──────── Data excerpts

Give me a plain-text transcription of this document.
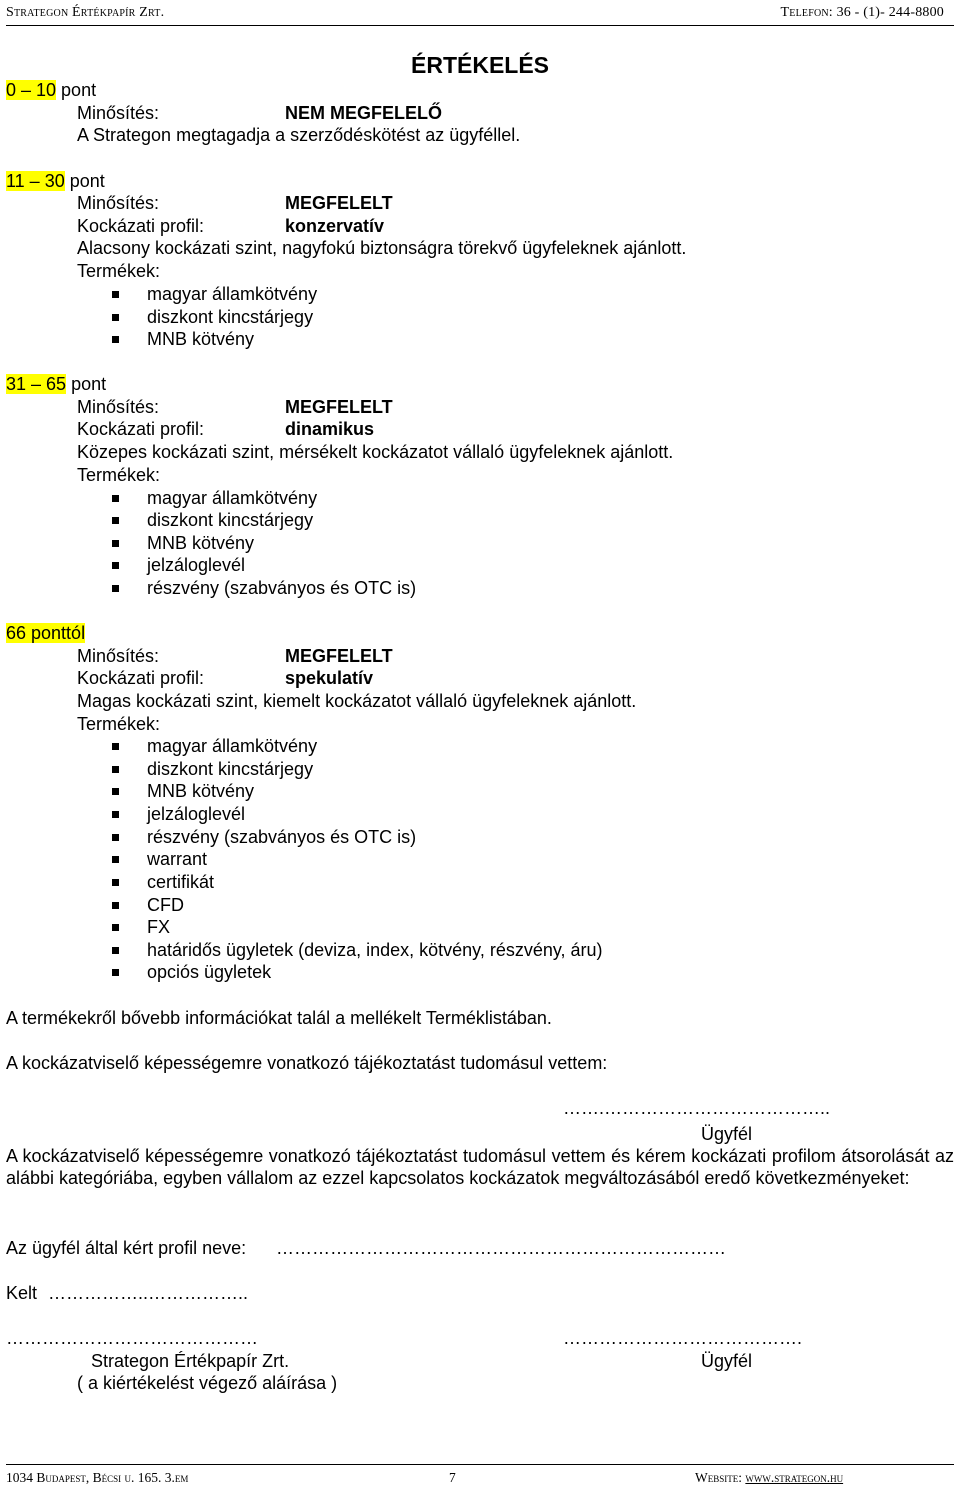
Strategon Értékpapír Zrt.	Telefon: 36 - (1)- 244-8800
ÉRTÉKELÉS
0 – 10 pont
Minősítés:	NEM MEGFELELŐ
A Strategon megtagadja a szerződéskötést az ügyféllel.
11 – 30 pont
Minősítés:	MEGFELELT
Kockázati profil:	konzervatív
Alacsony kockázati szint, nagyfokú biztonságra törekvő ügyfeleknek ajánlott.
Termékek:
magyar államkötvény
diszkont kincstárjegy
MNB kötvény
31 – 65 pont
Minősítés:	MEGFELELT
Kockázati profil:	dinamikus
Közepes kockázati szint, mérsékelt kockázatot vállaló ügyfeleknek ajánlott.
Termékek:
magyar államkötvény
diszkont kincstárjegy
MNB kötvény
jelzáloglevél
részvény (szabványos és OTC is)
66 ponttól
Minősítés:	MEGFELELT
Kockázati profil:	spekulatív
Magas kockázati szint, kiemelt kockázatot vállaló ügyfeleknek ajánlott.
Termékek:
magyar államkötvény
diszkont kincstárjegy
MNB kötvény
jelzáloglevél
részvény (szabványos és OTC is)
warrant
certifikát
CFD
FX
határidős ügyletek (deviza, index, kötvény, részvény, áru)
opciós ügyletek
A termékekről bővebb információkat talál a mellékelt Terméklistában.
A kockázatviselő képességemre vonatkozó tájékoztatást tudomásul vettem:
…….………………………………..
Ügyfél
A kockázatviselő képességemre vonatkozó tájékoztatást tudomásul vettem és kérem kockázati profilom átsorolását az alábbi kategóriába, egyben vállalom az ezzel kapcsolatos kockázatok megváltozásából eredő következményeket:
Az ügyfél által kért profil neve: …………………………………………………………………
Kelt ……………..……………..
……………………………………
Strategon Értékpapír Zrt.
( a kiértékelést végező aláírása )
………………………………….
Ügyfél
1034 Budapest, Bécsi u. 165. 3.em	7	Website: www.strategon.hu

────────────────

# [Task goal]
Copy and report every line where the word "vállaló" is present.

# [Response to this exercise]
Közepes kockázati szint, mérsékelt kockázatot vállaló ügyfeleknek ajánlott.
Magas kockázati szint, kiemelt kockázatot vállaló ügyfeleknek ajánlott.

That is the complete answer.